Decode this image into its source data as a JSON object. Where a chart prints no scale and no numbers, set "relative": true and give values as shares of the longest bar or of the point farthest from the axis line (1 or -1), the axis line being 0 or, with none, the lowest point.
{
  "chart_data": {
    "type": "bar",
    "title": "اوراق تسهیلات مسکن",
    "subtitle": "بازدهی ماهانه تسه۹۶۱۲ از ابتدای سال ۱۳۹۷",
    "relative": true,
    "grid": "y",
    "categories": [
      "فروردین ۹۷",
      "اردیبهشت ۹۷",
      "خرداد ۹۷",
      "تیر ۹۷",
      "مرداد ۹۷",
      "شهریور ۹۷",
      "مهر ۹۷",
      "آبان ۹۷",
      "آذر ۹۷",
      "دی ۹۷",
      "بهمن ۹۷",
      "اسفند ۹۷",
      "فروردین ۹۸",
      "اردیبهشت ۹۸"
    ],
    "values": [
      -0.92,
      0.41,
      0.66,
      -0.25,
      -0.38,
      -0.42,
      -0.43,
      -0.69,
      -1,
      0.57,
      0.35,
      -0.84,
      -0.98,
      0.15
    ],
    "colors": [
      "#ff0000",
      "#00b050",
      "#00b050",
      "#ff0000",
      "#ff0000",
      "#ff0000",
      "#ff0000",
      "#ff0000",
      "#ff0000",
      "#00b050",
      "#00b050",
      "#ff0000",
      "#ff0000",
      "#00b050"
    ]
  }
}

EXERCISE PROMPT —
Repeat every record, keeping each word and mark exactly as it is.

RESULT —
Decode this image into its source data as a JSON object. Where a chart prints no scale and no numbers, set "relative": true and give values as shares of the longest bar or of the point farthest from the axis line (1 or -1), the axis line being 0 or, with none, the lowest point.
{
  "chart_data": {
    "type": "bar",
    "title": "اوراق تسهیلات مسکن",
    "subtitle": "بازدهی ماهانه تسه۹۶۱۲ از ابتدای سال ۱۳۹۷",
    "relative": true,
    "grid": "y",
    "categories": [
      "فروردین ۹۷",
      "اردیبهشت ۹۷",
      "خرداد ۹۷",
      "تیر ۹۷",
      "مرداد ۹۷",
      "شهریور ۹۷",
      "مهر ۹۷",
      "آبان ۹۷",
      "آذر ۹۷",
      "دی ۹۷",
      "بهمن ۹۷",
      "اسفند ۹۷",
      "فروردین ۹۸",
      "اردیبهشت ۹۸"
    ],
    "values": [
      -0.92,
      0.41,
      0.66,
      -0.25,
      -0.38,
      -0.42,
      -0.43,
      -0.69,
      -1,
      0.57,
      0.35,
      -0.84,
      -0.98,
      0.15
    ],
    "colors": [
      "#ff0000",
      "#00b050",
      "#00b050",
      "#ff0000",
      "#ff0000",
      "#ff0000",
      "#ff0000",
      "#ff0000",
      "#ff0000",
      "#00b050",
      "#00b050",
      "#ff0000",
      "#ff0000",
      "#00b050"
    ]
  }
}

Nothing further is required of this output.